* Start Exercise input *

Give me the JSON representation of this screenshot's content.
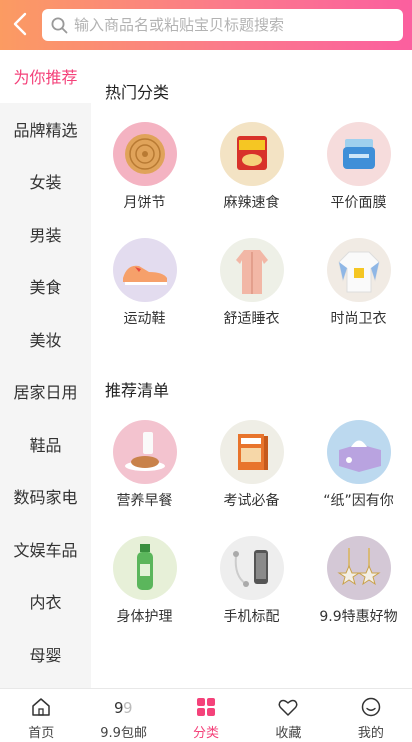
{
  "header": {
    "search_placeholder": "输入商品名或粘贴宝贝标题搜索"
  },
  "sidebar": {
    "items": [
      {
        "label": "为你推荐"
      },
      {
        "label": "品牌精选"
      },
      {
        "label": "女装"
      },
      {
        "label": "男装"
      },
      {
        "label": "美食"
      },
      {
        "label": "美妆"
      },
      {
        "label": "居家日用"
      },
      {
        "label": "鞋品"
      },
      {
        "label": "数码家电"
      },
      {
        "label": "文娱车品"
      },
      {
        "label": "内衣"
      },
      {
        "label": "母婴"
      }
    ],
    "active_label": "为你推荐"
  },
  "sections": [
    {
      "title": "热门分类",
      "items": [
        {
          "label": "月饼节",
          "icon": "mooncake-icon"
        },
        {
          "label": "麻辣速食",
          "icon": "spicy-noodles-icon"
        },
        {
          "label": "平价面膜",
          "icon": "face-mask-jar-icon"
        },
        {
          "label": "运动鞋",
          "icon": "sneaker-icon"
        },
        {
          "label": "舒适睡衣",
          "icon": "pajamas-icon"
        },
        {
          "label": "时尚卫衣",
          "icon": "hoodie-icon"
        }
      ]
    },
    {
      "title": "推荐清单",
      "items": [
        {
          "label": "营养早餐",
          "icon": "breakfast-icon"
        },
        {
          "label": "考试必备",
          "icon": "exam-books-icon"
        },
        {
          "label": "“纸”因有你",
          "icon": "tissue-box-icon"
        },
        {
          "label": "身体护理",
          "icon": "body-lotion-icon"
        },
        {
          "label": "手机标配",
          "icon": "earphones-phone-icon"
        },
        {
          "label": "9.9特惠好物",
          "icon": "star-earrings-icon"
        }
      ]
    }
  ],
  "tabbar": {
    "items": [
      {
        "label": "首页",
        "icon": "home-icon"
      },
      {
        "label": "9.9包邮",
        "icon": "nine-nine-icon"
      },
      {
        "label": "分类",
        "icon": "category-grid-icon"
      },
      {
        "label": "收藏",
        "icon": "heart-icon"
      },
      {
        "label": "我的",
        "icon": "smiley-user-icon"
      }
    ],
    "active_label": "分类"
  },
  "colors": {
    "accent": "#f4427a",
    "header_gradient_start": "#fb9b62",
    "header_gradient_end": "#fb5f9f",
    "sidebar_bg": "#f5f5f5"
  }
}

* End Exercise input *

§ What needs to be done:
Drop the pictures and reproduce the rest of the entries above exactly.

§ Full response:
Give me the JSON representation of this screenshot's content.
{
  "header": {
    "search_placeholder": "输入商品名或粘贴宝贝标题搜索"
  },
  "sidebar": {
    "items": [
      {
        "label": "为你推荐"
      },
      {
        "label": "品牌精选"
      },
      {
        "label": "女装"
      },
      {
        "label": "男装"
      },
      {
        "label": "美食"
      },
      {
        "label": "美妆"
      },
      {
        "label": "居家日用"
      },
      {
        "label": "鞋品"
      },
      {
        "label": "数码家电"
      },
      {
        "label": "文娱车品"
      },
      {
        "label": "内衣"
      },
      {
        "label": "母婴"
      }
    ],
    "active_label": "为你推荐"
  },
  "sections": [
    {
      "title": "热门分类",
      "items": [
        {
          "label": "月饼节",
          "icon": "mooncake-icon"
        },
        {
          "label": "麻辣速食",
          "icon": "spicy-noodles-icon"
        },
        {
          "label": "平价面膜",
          "icon": "face-mask-jar-icon"
        },
        {
          "label": "运动鞋",
          "icon": "sneaker-icon"
        },
        {
          "label": "舒适睡衣",
          "icon": "pajamas-icon"
        },
        {
          "label": "时尚卫衣",
          "icon": "hoodie-icon"
        }
      ]
    },
    {
      "title": "推荐清单",
      "items": [
        {
          "label": "营养早餐",
          "icon": "breakfast-icon"
        },
        {
          "label": "考试必备",
          "icon": "exam-books-icon"
        },
        {
          "label": "“纸”因有你",
          "icon": "tissue-box-icon"
        },
        {
          "label": "身体护理",
          "icon": "body-lotion-icon"
        },
        {
          "label": "手机标配",
          "icon": "earphones-phone-icon"
        },
        {
          "label": "9.9特惠好物",
          "icon": "star-earrings-icon"
        }
      ]
    }
  ],
  "tabbar": {
    "items": [
      {
        "label": "首页",
        "icon": "home-icon"
      },
      {
        "label": "9.9包邮",
        "icon": "nine-nine-icon"
      },
      {
        "label": "分类",
        "icon": "category-grid-icon"
      },
      {
        "label": "收藏",
        "icon": "heart-icon"
      },
      {
        "label": "我的",
        "icon": "smiley-user-icon"
      }
    ],
    "active_label": "分类"
  },
  "colors": {
    "accent": "#f4427a",
    "header_gradient_start": "#fb9b62",
    "header_gradient_end": "#fb5f9f",
    "sidebar_bg": "#f5f5f5"
  }
}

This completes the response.